======== PROVIDED RECORDS ========
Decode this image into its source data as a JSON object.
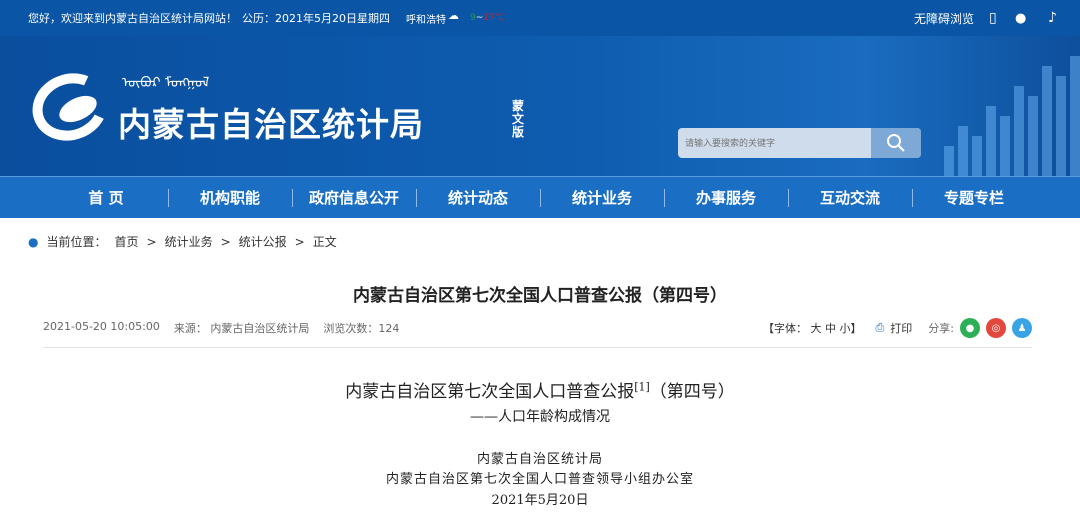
{
  "topbar": {
    "welcome": "您好，欢迎来到内蒙古自治区统计局网站！",
    "date": "公历：2021年5月20日星期四",
    "city": "呼和浩特",
    "temp_low": "9",
    "temp_sep": "~",
    "temp_high": "17℃",
    "accessibility": "无障碍浏览"
  },
  "header": {
    "site_title": "内蒙古自治区统计局",
    "mongolian_link": "蒙文版",
    "search_placeholder": "请输入要搜索的关键字"
  },
  "nav": [
    "首 页",
    "机构职能",
    "政府信息公开",
    "统计动态",
    "统计业务",
    "办事服务",
    "互动交流",
    "专题专栏"
  ],
  "breadcrumb": {
    "label": "当前位置：",
    "items": [
      "首页",
      "统计业务",
      "统计公报",
      "正文"
    ],
    "sep": ">"
  },
  "article": {
    "title": "内蒙古自治区第七次全国人口普查公报（第四号）",
    "datetime": "2021-05-20 10:05:00",
    "source": "来源：  内蒙古自治区统计局",
    "views": "浏览次数：124",
    "font_label": "【字体：",
    "font_large": "大",
    "font_medium": "中",
    "font_small": "小】",
    "print": "打印",
    "share": "分享:",
    "heading": "内蒙古自治区第七次全国人口普查公报",
    "footnote": "[1]",
    "heading_suffix": "（第四号）",
    "subtitle": "——人口年龄构成情况",
    "org1": "内蒙古自治区统计局",
    "org2": "内蒙古自治区第七次全国人口普查领导小组办公室",
    "pub_date": "2021年5月20日"
  }
}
========
- **EXERCISE**: In the entries above, locate every line with the word "内蒙古自治区第七次全国人口普查公报" and copy it.

- **TASK RESPONSE**:
    "title": "内蒙古自治区第七次全国人口普查公报（第四号）",
    "heading": "内蒙古自治区第七次全国人口普查公报",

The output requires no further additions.